The task>
Copy out all lines in the data below containing the string "USDA".
— Begin Data supplied —
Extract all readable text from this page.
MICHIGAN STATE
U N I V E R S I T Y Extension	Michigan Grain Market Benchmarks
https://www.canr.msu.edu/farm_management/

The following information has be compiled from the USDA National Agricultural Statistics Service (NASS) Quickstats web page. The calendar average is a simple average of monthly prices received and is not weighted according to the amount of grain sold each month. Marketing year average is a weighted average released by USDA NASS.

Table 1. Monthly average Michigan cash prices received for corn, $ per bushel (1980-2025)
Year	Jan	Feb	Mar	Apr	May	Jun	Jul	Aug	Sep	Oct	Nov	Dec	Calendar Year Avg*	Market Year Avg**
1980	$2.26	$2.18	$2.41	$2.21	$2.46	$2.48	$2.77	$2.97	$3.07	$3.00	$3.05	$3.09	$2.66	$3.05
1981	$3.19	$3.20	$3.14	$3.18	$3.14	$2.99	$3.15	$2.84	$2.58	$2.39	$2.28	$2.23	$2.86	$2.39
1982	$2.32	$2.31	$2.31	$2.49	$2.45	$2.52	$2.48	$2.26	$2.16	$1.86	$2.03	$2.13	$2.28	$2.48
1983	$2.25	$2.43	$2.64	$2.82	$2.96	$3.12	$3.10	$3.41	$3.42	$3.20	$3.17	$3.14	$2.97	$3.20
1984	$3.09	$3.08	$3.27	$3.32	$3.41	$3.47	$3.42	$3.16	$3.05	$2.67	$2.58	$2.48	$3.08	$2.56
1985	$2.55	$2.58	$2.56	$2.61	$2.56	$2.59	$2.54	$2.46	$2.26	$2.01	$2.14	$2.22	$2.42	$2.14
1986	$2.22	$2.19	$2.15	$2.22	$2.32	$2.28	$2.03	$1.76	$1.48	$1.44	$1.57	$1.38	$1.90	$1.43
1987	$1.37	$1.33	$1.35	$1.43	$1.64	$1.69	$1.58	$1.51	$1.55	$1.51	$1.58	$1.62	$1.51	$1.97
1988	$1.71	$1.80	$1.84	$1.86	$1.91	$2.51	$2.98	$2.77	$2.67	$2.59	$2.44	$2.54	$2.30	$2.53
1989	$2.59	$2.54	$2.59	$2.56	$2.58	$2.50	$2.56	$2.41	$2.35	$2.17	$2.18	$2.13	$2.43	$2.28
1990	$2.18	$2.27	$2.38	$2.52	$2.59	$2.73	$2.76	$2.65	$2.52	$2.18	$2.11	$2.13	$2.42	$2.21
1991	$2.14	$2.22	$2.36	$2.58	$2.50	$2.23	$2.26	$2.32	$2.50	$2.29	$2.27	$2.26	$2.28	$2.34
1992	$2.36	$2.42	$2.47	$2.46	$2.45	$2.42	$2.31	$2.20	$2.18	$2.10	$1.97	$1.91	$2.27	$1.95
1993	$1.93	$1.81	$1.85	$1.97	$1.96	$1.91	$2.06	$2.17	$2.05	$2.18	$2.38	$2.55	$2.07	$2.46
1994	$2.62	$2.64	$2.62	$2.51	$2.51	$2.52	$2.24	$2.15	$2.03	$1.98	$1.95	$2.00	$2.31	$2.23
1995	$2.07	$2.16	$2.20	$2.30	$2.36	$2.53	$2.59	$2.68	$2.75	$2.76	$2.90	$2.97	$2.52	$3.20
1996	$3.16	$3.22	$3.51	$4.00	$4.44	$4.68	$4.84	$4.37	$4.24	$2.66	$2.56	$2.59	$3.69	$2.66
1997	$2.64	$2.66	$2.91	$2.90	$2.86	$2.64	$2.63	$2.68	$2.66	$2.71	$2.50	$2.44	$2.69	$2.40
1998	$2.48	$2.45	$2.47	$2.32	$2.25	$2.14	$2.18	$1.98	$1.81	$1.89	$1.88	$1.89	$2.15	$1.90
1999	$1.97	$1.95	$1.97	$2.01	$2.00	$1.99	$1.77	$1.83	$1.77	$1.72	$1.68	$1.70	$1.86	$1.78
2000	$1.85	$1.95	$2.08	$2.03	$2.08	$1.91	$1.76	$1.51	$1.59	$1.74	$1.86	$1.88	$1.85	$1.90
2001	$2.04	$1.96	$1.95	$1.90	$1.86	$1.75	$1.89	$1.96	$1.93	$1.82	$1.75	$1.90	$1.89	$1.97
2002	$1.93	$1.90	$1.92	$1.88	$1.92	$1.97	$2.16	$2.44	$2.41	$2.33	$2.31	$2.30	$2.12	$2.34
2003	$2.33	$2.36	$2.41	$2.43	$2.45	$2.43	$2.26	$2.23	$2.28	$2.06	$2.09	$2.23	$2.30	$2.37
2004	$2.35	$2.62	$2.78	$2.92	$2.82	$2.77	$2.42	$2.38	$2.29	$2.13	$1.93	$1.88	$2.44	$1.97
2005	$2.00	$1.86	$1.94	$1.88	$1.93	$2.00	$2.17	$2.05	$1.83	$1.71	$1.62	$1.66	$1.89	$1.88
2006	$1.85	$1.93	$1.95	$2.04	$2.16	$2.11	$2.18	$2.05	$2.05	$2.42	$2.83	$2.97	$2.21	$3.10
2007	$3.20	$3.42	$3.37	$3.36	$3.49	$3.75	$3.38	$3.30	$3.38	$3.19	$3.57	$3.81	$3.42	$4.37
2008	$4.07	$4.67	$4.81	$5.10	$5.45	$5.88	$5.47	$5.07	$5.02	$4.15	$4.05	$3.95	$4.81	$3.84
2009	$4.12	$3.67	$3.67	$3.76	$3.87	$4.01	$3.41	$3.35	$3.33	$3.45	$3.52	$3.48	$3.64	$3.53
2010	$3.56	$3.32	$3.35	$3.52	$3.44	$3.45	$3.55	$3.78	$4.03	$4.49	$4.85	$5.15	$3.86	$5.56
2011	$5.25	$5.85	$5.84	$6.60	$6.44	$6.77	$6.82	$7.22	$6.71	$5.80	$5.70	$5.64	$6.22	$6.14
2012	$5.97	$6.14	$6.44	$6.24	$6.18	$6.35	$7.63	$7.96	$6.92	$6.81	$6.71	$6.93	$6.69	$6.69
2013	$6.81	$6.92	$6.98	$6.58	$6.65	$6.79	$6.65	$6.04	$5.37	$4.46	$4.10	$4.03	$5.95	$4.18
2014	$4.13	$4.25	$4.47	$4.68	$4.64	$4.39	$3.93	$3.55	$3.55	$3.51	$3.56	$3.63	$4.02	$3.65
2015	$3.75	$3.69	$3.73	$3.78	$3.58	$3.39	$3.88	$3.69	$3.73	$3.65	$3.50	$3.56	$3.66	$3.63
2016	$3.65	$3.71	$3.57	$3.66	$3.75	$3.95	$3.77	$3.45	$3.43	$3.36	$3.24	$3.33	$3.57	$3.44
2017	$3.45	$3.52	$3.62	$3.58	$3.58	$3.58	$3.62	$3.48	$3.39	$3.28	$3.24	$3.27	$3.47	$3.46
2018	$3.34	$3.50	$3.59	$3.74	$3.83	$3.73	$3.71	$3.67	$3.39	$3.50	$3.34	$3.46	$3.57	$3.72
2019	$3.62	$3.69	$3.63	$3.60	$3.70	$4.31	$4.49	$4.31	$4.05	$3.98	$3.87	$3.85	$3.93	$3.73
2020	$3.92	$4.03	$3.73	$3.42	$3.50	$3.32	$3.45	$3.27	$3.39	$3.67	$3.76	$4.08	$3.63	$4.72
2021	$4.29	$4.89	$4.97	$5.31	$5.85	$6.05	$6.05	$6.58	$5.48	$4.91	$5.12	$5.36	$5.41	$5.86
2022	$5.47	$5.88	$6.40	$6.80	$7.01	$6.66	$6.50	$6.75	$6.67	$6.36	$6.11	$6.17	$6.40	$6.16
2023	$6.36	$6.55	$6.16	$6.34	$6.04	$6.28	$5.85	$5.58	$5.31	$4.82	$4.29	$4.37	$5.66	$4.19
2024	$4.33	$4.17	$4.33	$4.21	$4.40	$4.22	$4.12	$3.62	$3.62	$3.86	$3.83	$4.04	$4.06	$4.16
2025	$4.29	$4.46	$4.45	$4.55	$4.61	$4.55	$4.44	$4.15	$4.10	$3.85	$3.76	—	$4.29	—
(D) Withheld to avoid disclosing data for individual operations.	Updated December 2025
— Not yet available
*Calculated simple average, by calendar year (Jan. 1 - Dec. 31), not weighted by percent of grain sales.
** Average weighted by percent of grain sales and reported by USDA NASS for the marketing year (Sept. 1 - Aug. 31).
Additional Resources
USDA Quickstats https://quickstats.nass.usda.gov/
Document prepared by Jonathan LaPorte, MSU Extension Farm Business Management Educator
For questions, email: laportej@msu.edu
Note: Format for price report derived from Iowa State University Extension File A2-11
— End Data supplied —
Complete output>
The following information has be compiled from the USDA National Agricultural Statistics Service (NASS) Quickstats web page. The calendar average is a simple average of monthly prices received and is not weighted according to the amount of grain sold each month. Marketing year average is a weighted average released by USDA NASS.
** Average weighted by percent of grain sales and reported by USDA NASS for the marketing year (Sept. 1 - Aug. 31).
USDA Quickstats https://quickstats.nass.usda.gov/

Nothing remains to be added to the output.